--- start EXTRACTED MATERIAL ---

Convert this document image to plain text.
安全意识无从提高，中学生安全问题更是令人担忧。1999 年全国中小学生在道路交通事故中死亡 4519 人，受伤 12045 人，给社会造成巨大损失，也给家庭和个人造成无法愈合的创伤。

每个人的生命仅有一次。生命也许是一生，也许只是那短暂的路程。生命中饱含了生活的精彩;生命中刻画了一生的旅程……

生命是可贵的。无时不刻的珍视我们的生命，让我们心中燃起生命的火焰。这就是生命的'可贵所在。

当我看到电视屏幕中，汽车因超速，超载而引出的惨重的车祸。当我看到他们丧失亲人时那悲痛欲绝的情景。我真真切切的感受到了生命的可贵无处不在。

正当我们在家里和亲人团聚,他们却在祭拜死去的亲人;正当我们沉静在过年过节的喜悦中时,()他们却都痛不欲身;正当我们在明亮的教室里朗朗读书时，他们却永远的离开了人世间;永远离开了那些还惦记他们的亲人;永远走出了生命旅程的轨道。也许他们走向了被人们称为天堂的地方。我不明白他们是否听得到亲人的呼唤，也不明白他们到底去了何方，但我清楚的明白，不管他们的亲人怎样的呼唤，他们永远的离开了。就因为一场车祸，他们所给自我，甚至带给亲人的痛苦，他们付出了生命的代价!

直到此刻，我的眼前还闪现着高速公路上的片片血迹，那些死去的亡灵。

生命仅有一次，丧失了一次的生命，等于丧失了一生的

--- end EXTRACTED MATERIAL ---

#### PROMPT
Set down the listing in full, keeping every word exactly as it is.

#### OUTPUT FOR THIS TASK
Convert this document image to plain text.
安全意识无从提高，中学生安全问题更是令人担忧。1999 年全国中小学生在道路交通事故中死亡 4519 人，受伤 12045 人，给社会造成巨大损失，也给家庭和个人造成无法愈合的创伤。

每个人的生命仅有一次。生命也许是一生，也许只是那短暂的路程。生命中饱含了生活的精彩;生命中刻画了一生的旅程……

生命是可贵的。无时不刻的珍视我们的生命，让我们心中燃起生命的火焰。这就是生命的'可贵所在。

当我看到电视屏幕中，汽车因超速，超载而引出的惨重的车祸。当我看到他们丧失亲人时那悲痛欲绝的情景。我真真切切的感受到了生命的可贵无处不在。

正当我们在家里和亲人团聚,他们却在祭拜死去的亲人;正当我们沉静在过年过节的喜悦中时,()他们却都痛不欲身;正当我们在明亮的教室里朗朗读书时，他们却永远的离开了人世间;永远离开了那些还惦记他们的亲人;永远走出了生命旅程的轨道。也许他们走向了被人们称为天堂的地方。我不明白他们是否听得到亲人的呼唤，也不明白他们到底去了何方，但我清楚的明白，不管他们的亲人怎样的呼唤，他们永远的离开了。就因为一场车祸，他们所给自我，甚至带给亲人的痛苦，他们付出了生命的代价!

直到此刻，我的眼前还闪现着高速公路上的片片血迹，那些死去的亡灵。

生命仅有一次，丧失了一次的生命，等于丧失了一生的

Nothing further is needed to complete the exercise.